__WHAT YOU NEED TO DO__
Using the listing below, select the lines with the word "type" and copy them.

::: RECORDS SUPPLIED :::

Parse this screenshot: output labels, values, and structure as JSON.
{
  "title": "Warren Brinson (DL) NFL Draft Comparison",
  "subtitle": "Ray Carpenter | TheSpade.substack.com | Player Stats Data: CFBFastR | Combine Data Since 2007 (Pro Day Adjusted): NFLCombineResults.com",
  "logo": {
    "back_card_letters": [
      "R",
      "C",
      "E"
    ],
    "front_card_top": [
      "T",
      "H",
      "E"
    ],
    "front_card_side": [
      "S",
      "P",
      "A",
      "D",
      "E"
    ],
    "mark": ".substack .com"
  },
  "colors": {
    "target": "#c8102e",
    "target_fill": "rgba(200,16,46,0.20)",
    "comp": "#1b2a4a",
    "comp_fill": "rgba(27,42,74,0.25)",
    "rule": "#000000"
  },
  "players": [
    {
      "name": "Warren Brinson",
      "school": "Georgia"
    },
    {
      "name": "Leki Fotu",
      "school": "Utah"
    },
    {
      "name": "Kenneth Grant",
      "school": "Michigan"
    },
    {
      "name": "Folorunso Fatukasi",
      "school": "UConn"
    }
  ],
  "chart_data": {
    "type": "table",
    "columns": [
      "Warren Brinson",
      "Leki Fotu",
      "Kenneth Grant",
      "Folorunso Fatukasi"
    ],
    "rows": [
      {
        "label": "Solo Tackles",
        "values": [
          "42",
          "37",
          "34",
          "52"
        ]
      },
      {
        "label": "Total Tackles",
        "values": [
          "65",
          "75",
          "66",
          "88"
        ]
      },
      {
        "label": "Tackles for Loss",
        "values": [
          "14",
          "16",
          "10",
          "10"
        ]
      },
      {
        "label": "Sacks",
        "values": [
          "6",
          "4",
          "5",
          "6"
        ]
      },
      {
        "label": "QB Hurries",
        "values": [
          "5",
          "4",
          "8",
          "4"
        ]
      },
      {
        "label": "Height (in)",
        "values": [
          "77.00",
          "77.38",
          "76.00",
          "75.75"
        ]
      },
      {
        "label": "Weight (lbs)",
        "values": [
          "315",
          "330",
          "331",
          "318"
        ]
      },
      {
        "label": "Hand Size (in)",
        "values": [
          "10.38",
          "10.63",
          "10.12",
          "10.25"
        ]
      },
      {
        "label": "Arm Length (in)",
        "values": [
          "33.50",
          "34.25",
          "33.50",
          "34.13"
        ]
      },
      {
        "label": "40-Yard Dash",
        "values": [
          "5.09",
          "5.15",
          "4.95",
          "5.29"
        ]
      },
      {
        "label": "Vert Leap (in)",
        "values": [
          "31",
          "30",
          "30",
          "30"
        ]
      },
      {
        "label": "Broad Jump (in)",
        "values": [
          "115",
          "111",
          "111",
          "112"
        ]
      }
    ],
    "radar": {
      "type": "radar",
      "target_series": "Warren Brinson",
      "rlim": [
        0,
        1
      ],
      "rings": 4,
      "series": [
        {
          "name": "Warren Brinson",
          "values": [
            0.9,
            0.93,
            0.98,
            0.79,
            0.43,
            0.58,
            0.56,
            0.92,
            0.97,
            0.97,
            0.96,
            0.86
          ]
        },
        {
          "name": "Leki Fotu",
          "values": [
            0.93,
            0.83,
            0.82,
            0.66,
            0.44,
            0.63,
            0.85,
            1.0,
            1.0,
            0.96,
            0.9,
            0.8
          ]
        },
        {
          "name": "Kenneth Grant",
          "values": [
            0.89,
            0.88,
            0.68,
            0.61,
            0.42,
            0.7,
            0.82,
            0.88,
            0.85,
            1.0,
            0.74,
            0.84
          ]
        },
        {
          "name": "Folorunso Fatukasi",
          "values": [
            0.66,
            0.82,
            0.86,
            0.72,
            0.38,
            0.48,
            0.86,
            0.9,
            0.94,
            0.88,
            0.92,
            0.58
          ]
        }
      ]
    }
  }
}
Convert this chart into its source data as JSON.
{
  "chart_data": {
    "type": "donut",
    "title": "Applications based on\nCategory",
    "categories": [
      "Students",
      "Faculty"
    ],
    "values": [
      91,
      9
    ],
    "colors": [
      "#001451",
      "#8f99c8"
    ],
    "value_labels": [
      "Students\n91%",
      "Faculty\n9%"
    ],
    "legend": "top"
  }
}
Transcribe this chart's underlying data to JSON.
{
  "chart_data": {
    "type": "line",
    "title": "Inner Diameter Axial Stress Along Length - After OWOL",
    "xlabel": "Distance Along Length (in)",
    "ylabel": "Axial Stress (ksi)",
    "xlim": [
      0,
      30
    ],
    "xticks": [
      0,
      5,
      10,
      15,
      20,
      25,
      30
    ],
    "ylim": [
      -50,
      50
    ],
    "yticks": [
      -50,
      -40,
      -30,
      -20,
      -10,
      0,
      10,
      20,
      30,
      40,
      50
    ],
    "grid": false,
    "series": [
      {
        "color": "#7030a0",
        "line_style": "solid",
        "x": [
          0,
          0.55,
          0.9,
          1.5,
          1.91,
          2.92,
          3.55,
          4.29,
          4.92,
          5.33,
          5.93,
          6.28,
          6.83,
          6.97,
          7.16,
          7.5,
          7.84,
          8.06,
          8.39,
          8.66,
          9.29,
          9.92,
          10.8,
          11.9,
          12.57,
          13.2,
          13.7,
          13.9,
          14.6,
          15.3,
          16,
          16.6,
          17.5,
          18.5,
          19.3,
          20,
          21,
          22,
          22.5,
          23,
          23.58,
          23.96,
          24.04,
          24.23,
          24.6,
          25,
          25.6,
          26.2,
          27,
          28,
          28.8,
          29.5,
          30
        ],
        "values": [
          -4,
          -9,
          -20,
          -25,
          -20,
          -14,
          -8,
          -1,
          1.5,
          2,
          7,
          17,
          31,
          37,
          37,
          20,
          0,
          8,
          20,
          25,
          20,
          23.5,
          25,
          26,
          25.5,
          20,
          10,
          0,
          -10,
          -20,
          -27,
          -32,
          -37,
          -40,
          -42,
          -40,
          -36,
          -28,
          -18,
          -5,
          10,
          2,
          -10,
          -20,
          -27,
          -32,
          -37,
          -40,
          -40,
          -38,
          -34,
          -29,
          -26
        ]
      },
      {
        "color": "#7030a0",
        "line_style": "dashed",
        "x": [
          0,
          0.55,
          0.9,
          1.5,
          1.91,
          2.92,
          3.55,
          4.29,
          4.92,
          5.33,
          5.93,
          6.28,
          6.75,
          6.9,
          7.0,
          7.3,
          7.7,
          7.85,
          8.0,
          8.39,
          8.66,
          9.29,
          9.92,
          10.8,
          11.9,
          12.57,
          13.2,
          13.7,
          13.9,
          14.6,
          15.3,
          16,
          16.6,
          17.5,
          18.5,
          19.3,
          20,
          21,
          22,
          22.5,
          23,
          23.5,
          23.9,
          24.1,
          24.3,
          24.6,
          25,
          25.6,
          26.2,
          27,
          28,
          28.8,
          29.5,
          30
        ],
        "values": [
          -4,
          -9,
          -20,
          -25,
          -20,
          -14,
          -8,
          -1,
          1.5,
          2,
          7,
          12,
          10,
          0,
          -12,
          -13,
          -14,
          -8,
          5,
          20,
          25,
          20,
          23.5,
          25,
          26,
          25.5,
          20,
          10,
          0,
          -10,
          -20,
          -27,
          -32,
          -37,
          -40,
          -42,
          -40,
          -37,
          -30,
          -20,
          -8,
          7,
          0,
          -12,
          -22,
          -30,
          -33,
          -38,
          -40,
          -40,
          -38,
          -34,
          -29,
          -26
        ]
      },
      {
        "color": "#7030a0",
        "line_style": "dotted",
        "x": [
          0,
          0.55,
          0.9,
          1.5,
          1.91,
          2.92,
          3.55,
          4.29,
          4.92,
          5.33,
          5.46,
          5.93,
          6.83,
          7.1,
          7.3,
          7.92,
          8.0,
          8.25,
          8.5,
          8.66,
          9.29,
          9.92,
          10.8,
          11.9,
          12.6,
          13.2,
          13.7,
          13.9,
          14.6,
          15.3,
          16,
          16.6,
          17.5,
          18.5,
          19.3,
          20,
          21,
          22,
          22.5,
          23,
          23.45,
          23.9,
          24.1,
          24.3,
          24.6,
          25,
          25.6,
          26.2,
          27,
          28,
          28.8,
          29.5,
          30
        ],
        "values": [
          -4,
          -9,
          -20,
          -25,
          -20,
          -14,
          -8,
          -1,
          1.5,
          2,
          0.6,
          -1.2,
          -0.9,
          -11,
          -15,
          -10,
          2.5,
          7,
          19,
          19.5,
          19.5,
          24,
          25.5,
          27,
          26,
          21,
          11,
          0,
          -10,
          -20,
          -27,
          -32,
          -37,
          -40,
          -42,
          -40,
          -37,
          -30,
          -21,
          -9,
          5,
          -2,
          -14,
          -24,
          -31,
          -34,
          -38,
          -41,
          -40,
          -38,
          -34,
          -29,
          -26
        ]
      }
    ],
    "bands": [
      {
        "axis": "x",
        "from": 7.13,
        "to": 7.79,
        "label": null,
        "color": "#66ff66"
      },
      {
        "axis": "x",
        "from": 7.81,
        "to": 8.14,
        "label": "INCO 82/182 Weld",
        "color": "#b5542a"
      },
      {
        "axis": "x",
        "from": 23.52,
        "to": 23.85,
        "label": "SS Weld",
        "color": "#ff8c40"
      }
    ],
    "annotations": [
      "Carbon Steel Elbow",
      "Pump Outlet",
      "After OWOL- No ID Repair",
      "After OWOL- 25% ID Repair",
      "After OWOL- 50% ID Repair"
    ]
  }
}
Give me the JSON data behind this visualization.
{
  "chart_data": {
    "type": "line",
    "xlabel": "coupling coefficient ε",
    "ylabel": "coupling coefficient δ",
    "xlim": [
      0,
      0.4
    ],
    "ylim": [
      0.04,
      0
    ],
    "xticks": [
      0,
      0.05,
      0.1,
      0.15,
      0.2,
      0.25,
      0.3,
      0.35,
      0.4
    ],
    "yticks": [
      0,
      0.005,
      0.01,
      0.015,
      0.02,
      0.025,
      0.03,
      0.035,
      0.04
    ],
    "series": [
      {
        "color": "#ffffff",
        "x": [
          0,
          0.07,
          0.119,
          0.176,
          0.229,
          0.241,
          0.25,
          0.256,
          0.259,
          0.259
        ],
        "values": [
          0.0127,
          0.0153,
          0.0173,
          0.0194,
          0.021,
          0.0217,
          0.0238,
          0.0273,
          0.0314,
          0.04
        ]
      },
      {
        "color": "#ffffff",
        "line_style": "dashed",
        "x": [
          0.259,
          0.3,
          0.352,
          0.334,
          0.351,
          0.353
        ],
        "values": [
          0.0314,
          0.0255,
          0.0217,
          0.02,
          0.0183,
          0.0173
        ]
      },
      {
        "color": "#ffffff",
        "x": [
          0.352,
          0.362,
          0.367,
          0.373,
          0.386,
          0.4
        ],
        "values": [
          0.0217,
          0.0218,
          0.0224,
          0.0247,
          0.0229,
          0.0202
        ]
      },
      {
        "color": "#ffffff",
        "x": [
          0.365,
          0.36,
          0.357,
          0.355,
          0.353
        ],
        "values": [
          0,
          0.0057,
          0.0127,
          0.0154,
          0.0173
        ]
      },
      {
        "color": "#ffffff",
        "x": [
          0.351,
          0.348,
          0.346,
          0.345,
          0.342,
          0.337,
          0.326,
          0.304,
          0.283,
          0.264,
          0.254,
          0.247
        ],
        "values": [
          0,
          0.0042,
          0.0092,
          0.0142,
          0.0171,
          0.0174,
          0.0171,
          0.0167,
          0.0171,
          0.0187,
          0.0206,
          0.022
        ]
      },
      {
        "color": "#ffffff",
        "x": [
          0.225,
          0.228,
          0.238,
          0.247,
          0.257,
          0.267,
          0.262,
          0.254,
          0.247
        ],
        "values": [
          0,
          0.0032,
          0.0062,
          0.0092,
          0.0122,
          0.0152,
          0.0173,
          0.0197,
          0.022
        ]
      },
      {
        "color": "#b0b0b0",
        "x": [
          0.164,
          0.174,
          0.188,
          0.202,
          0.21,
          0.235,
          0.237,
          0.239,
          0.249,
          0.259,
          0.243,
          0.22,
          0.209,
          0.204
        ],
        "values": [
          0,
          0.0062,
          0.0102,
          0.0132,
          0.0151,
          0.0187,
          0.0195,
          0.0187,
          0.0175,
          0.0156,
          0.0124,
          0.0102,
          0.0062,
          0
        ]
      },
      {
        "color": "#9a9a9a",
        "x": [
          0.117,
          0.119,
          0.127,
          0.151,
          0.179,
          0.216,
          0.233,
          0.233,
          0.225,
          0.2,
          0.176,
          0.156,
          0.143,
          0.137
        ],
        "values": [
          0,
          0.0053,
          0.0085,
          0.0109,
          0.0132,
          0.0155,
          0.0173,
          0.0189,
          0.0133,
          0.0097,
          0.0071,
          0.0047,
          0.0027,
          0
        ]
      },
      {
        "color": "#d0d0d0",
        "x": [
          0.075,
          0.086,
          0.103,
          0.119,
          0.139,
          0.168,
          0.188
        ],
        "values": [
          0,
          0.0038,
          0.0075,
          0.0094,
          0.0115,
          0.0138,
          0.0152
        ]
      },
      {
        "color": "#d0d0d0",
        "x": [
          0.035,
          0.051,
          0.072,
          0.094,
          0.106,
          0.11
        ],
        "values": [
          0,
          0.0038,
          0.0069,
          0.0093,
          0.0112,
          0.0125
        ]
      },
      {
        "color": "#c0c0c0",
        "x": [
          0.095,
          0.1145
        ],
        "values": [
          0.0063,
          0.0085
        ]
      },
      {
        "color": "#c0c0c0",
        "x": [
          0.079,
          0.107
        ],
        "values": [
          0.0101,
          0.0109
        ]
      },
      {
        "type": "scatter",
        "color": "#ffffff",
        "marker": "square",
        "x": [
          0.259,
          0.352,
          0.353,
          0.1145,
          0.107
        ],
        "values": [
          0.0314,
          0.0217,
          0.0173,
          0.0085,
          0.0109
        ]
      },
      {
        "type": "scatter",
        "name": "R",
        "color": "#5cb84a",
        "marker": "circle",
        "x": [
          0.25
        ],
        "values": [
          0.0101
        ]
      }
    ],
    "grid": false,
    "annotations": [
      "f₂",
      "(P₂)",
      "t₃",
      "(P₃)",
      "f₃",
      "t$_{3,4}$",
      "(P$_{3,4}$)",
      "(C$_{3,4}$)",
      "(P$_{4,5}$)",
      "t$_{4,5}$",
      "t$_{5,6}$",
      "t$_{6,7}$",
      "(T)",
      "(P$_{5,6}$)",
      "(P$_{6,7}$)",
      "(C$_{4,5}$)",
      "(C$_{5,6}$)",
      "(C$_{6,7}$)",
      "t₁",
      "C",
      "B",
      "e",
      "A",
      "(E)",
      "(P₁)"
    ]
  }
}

:::

__RESPONSE TO THIS TASK__
    "type": "table",
      "type": "radar",
    "type": "donut",
    "type": "line",
    "type": "line",
        "type": "scatter",
        "type": "scatter",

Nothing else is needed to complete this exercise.